** BEGIN Records shown **

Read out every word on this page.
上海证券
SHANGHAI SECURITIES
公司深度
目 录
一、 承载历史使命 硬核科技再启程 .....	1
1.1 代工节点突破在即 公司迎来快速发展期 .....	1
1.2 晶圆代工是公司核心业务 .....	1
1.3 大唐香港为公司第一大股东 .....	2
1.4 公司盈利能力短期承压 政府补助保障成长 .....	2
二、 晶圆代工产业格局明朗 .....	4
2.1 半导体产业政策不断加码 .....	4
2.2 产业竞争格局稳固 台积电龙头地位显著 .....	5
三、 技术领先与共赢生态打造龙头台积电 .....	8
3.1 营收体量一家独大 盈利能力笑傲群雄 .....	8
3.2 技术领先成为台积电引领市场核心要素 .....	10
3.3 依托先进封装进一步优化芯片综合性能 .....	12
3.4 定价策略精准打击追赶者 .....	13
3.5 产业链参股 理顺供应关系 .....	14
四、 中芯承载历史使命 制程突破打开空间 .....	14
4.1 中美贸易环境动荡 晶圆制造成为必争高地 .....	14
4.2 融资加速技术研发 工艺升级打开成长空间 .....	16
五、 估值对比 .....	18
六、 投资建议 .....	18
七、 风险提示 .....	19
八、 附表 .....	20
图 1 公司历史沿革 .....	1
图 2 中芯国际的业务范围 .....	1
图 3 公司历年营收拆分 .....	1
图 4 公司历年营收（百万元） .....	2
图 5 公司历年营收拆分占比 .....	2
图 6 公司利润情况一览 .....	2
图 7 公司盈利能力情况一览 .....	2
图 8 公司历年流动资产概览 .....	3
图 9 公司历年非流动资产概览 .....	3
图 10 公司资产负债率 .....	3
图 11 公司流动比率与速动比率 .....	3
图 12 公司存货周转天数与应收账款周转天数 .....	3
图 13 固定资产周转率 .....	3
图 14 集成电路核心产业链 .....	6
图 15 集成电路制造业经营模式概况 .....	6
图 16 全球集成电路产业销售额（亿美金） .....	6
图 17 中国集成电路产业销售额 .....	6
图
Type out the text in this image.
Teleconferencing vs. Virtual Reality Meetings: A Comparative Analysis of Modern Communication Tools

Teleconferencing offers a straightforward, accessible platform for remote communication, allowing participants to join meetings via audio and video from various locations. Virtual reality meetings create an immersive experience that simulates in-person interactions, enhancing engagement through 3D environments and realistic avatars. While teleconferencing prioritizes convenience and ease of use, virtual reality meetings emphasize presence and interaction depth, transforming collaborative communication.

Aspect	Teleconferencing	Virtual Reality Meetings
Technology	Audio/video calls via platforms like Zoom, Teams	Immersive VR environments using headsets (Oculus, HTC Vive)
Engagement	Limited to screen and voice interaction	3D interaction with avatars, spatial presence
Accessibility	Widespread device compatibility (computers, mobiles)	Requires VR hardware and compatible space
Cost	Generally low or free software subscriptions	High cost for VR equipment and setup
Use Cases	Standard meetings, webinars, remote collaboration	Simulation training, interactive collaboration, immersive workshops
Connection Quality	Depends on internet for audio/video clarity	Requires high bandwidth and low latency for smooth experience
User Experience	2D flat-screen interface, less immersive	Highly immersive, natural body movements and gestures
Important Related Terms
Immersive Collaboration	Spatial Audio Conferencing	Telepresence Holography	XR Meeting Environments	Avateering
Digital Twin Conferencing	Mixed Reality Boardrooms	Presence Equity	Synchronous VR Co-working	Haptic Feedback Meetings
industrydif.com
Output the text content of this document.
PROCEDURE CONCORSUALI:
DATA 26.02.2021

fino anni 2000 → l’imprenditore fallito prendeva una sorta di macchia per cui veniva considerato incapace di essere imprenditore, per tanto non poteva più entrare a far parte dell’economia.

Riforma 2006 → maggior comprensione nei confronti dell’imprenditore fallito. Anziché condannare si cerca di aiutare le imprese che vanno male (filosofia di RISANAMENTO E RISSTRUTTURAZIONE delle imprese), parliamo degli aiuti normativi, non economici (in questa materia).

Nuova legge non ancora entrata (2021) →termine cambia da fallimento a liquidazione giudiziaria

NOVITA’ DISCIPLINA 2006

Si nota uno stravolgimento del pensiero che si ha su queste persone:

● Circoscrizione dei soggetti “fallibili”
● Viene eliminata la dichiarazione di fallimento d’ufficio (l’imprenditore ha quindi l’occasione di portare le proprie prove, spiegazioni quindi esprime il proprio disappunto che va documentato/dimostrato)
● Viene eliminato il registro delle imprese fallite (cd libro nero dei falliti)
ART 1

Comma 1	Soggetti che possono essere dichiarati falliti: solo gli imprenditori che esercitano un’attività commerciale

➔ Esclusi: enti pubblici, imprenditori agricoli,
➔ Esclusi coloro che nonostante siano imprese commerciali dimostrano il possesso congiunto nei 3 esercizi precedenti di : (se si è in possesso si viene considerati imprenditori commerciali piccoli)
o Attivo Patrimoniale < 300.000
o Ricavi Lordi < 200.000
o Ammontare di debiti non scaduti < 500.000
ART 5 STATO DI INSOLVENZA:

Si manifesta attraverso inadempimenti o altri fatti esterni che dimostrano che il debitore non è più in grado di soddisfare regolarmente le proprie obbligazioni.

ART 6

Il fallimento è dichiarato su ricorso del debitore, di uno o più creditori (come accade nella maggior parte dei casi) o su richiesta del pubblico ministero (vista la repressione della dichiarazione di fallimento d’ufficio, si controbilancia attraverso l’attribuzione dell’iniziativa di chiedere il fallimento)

** END Records shown **

** What you have to do **
Each line above that includes "interaction" should be shown.

** Written answer **
Teleconferencing offers a straightforward, accessible platform for remote communication, allowing participants to join meetings via audio and video from various locations. Virtual reality meetings create an immersive experience that simulates in-person interactions, enhancing engagement through 3D environments and realistic avatars. While teleconferencing prioritizes convenience and ease of use, virtual reality meetings emphasize presence and interaction depth, transforming collaborative communication.
Engagement	Limited to screen and voice interaction	3D interaction with avatars, spatial presence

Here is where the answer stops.